------ RECORDS SUPPLIED

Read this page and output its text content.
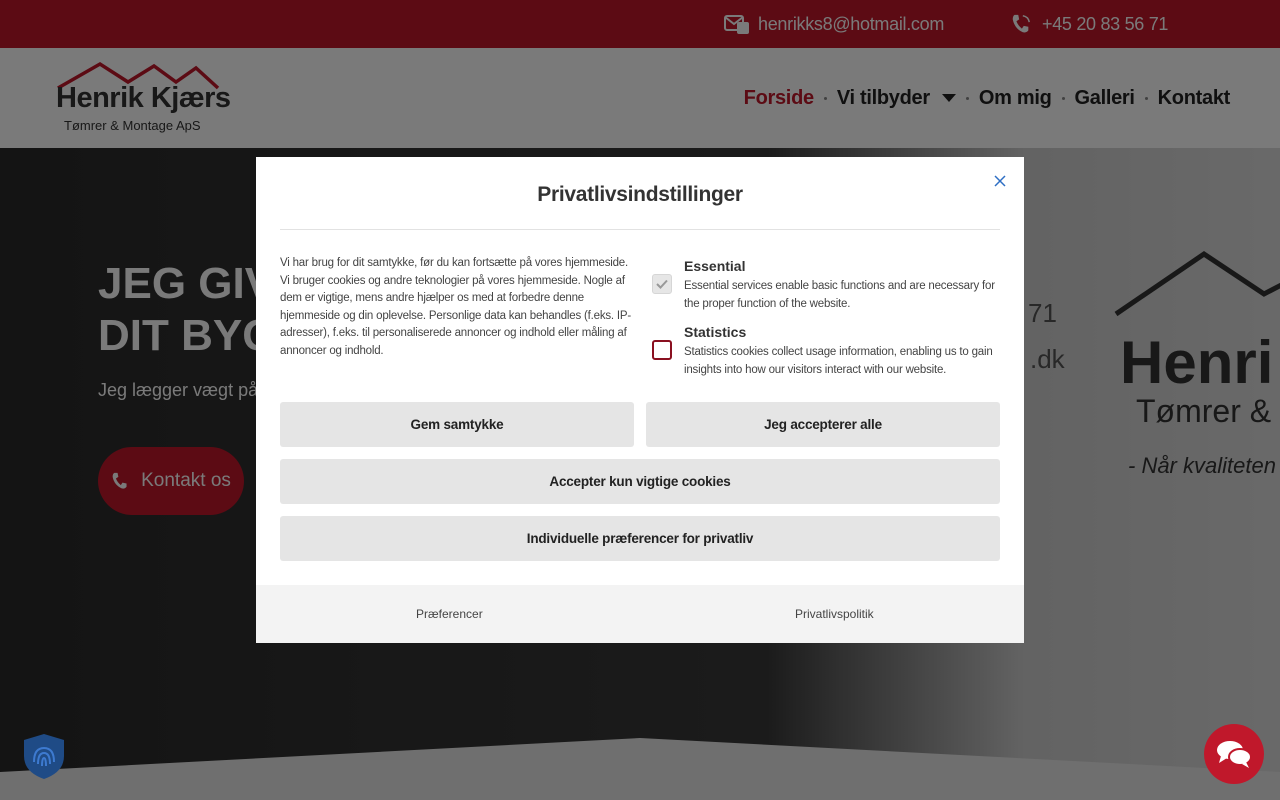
Privatlivsindstillinger

Vi har brug for dit samtykke, før du kan fortsætte på vores hjemmeside. Vi bruger cookies og andre teknologier på vores hjemmeside. Nogle af dem er vigtige, mens andre hjælper os med at forbedre denne hjemmeside og din oplevelse. Personlige data kan behandles (f.eks. IP-adresser), f.eks. til personaliserede annoncer og indhold eller måling af annoncer og indhold.

Essential
Essential services enable basic functions and are necessary for the proper function of the website.
Statistics
Statistics cookies collect usage information, enabling us to gain insights into how our visitors interact with our website.
Gem samtykke	Jeg accepterer alle
Accepter kun vigtige cookies
Individuelle præferencer for privatliv
Præferencer	Privatlivspolitik
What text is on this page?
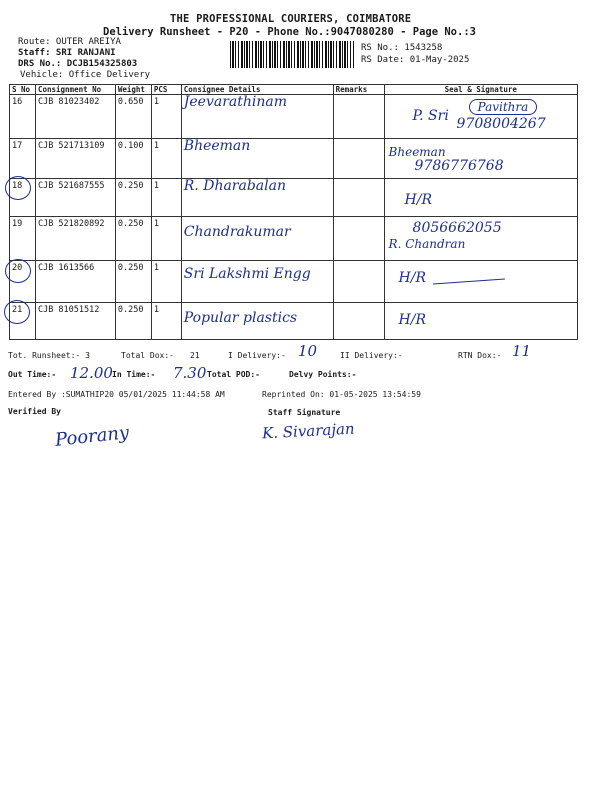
THE PROFESSIONAL COURIERS, COIMBATORE
Delivery Runsheet - P20 - Phone No.:9047080280 - Page No.:3
Route: OUTER AREIYA
Staff: SRI RANJANI
DRS No.: DCJB154325803
Vehicle: Office Delivery
RS No.: 1543258
RS Date: 01-May-2025
S No	Consignment No	Weight	PCS	Consignee Details	Remarks	Seal & Signature
16	CJB 81023402	0.650	1	Jeevarathinam		P. Sri
Pavithra
9708004267

17	CJB 521713109	0.100	1	Bheeman		Bheeman
9786776768

18	CJB 521687555	0.250	1	R. Dharabalan		H/R

19	CJB 521820892	0.250	1	Chandrakumar		8056662055
R. Chandran

20	CJB 1613566	0.250	1	Sri Lakshmi Engg		H/R

21	CJB 81051512	0.250	1	Popular plastics		H/R
Tot. Runsheet:- 3	Total Dox:- 21	I Delivery:- 10	II Delivery:-	RTN Dox:- 11
Out Time:- 12.00 In Time:- 7.30 Total POD:-	Delvy Points:-
Entered By :SUMATHIP20 05/01/2025 11:44:58 AM	Reprinted On: 01-05-2025 13:54:59
Verified By	Staff Signature
Poorany	K. Sivarajan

------------

| GOAL OF THE EXERCISE |
Give the data above again in full and unchanged, skipping the pictures.

| RESPONSE TO THE EXERCISE |
Read this page and output its text content.
Privatlivsindstillinger

Vi har brug for dit samtykke, før du kan fortsætte på vores hjemmeside. Vi bruger cookies og andre teknologier på vores hjemmeside. Nogle af dem er vigtige, mens andre hjælper os med at forbedre denne hjemmeside og din oplevelse. Personlige data kan behandles (f.eks. IP-adresser), f.eks. til personaliserede annoncer og indhold eller måling af annoncer og indhold.

Essential
Essential services enable basic functions and are necessary for the proper function of the website.
Statistics
Statistics cookies collect usage information, enabling us to gain insights into how our visitors interact with our website.
Gem samtykke	Jeg accepterer alle
Accepter kun vigtige cookies
Individuelle præferencer for privatliv
Præferencer	Privatlivspolitik
What text is on this page?
THE PROFESSIONAL COURIERS, COIMBATORE
Delivery Runsheet - P20 - Phone No.:9047080280 - Page No.:3
Route: OUTER AREIYA
Staff: SRI RANJANI
DRS No.: DCJB154325803
Vehicle: Office Delivery
RS No.: 1543258
RS Date: 01-May-2025
S No	Consignment No	Weight	PCS	Consignee Details	Remarks	Seal & Signature
16	CJB 81023402	0.650	1	Jeevarathinam		P. Sri
Pavithra
9708004267

17	CJB 521713109	0.100	1	Bheeman		Bheeman
9786776768

18	CJB 521687555	0.250	1	R. Dharabalan		H/R

19	CJB 521820892	0.250	1	Chandrakumar		8056662055
R. Chandran

20	CJB 1613566	0.250	1	Sri Lakshmi Engg		H/R

21	CJB 81051512	0.250	1	Popular plastics		H/R
Tot. Runsheet:- 3	Total Dox:- 21	I Delivery:- 10	II Delivery:-	RTN Dox:- 11
Out Time:- 12.00 In Time:- 7.30 Total POD:-	Delvy Points:-
Entered By :SUMATHIP20 05/01/2025 11:44:58 AM	Reprinted On: 01-05-2025 13:54:59
Verified By	Staff Signature
Poorany	K. Sivarajan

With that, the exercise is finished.